Data items:
# # # # # # #
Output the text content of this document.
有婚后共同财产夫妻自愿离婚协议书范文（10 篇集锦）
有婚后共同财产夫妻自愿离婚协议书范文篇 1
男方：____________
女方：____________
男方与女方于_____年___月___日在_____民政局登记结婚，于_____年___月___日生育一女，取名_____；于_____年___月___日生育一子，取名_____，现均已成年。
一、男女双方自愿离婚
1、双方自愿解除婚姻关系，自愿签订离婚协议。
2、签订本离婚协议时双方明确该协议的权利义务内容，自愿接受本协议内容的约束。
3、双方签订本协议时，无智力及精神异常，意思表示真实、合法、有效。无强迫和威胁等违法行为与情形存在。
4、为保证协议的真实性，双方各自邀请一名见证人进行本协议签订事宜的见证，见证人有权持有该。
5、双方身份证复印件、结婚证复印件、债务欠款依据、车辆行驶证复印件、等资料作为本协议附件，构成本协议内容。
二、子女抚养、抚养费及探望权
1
# # # # # # #
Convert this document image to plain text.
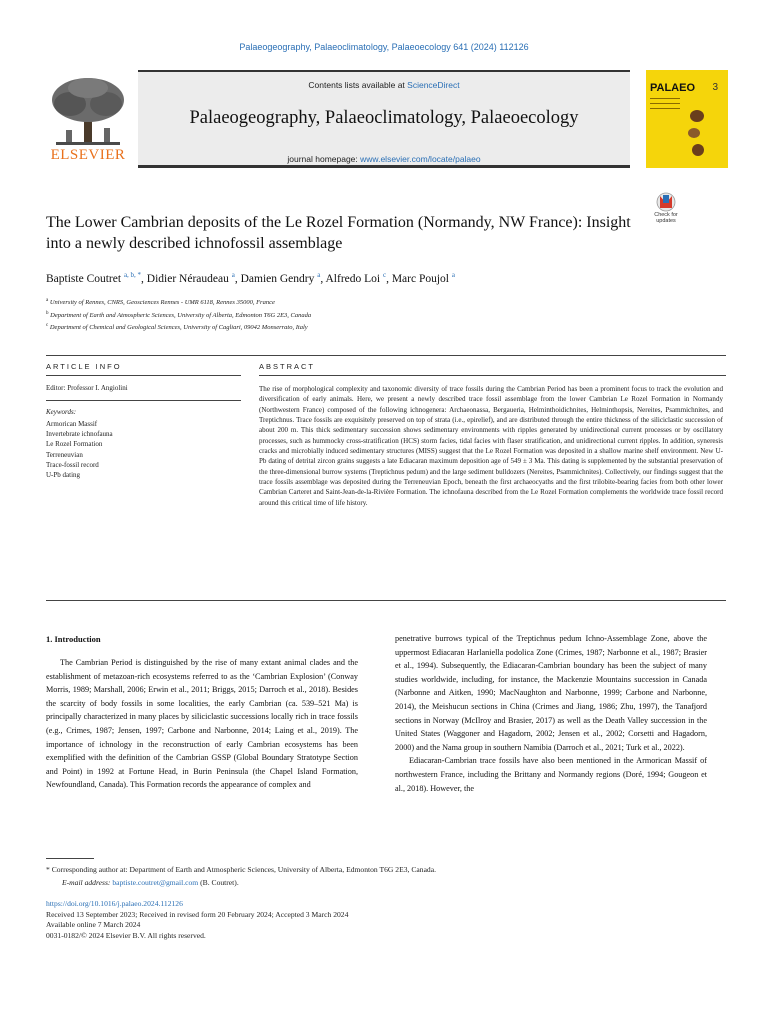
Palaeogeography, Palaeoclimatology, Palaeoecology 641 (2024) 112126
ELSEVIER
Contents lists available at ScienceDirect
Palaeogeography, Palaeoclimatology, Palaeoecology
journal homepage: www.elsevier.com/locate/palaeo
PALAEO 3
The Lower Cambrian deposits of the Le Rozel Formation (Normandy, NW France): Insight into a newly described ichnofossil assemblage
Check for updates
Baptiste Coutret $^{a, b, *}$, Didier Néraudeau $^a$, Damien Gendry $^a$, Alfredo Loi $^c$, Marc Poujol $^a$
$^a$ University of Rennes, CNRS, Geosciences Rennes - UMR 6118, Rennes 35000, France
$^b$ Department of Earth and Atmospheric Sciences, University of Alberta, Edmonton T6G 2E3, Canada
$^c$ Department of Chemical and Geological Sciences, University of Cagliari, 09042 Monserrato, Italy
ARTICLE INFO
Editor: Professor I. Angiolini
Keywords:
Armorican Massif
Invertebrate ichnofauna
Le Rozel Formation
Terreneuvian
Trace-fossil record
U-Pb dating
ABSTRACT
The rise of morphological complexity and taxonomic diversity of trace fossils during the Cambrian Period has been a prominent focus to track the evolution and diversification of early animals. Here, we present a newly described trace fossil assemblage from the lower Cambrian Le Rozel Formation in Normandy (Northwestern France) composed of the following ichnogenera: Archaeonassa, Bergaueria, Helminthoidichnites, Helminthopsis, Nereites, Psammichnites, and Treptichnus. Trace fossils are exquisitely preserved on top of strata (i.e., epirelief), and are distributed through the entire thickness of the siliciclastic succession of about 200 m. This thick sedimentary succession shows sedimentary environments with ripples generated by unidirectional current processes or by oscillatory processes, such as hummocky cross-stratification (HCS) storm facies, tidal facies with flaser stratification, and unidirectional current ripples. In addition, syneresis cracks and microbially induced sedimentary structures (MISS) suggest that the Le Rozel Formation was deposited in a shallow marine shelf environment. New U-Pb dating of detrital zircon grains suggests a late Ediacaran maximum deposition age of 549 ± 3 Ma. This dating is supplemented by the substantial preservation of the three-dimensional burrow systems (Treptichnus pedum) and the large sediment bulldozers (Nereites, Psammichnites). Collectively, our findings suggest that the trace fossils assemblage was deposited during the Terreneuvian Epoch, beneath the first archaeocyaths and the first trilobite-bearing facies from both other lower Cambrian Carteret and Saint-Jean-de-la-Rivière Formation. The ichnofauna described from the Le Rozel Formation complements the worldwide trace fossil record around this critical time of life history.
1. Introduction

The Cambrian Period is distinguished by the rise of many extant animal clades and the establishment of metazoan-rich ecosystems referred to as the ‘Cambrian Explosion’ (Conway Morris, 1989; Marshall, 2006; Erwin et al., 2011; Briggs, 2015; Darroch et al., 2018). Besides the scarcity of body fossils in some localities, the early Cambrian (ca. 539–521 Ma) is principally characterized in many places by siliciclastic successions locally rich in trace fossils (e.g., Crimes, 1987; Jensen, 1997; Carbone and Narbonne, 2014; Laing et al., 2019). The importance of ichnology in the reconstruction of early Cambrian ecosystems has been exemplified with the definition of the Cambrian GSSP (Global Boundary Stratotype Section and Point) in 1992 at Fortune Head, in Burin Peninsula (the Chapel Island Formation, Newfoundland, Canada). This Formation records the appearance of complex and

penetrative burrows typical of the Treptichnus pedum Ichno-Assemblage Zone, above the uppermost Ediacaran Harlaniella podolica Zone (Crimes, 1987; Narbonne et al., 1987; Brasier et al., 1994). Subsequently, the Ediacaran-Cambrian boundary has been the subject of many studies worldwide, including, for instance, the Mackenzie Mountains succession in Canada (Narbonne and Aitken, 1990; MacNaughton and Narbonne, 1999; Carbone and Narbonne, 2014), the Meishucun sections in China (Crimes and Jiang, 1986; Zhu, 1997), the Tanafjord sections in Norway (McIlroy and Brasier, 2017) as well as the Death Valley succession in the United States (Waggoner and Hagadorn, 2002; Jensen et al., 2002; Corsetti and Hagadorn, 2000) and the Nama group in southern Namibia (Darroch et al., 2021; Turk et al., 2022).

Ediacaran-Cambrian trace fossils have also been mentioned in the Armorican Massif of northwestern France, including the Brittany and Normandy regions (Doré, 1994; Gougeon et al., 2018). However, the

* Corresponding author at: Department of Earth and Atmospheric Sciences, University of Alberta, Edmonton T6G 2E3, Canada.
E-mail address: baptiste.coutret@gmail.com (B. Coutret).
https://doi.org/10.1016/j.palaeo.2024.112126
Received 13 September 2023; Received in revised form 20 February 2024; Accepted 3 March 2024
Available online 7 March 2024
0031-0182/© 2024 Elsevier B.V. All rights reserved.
# # # # # # #
• [Request]
Wherever the word "Palaeogeography" occurs in a line of the listing, copy that line.

• [In response]
Palaeogeography, Palaeoclimatology, Palaeoecology 641 (2024) 112126
Palaeogeography, Palaeoclimatology, Palaeoecology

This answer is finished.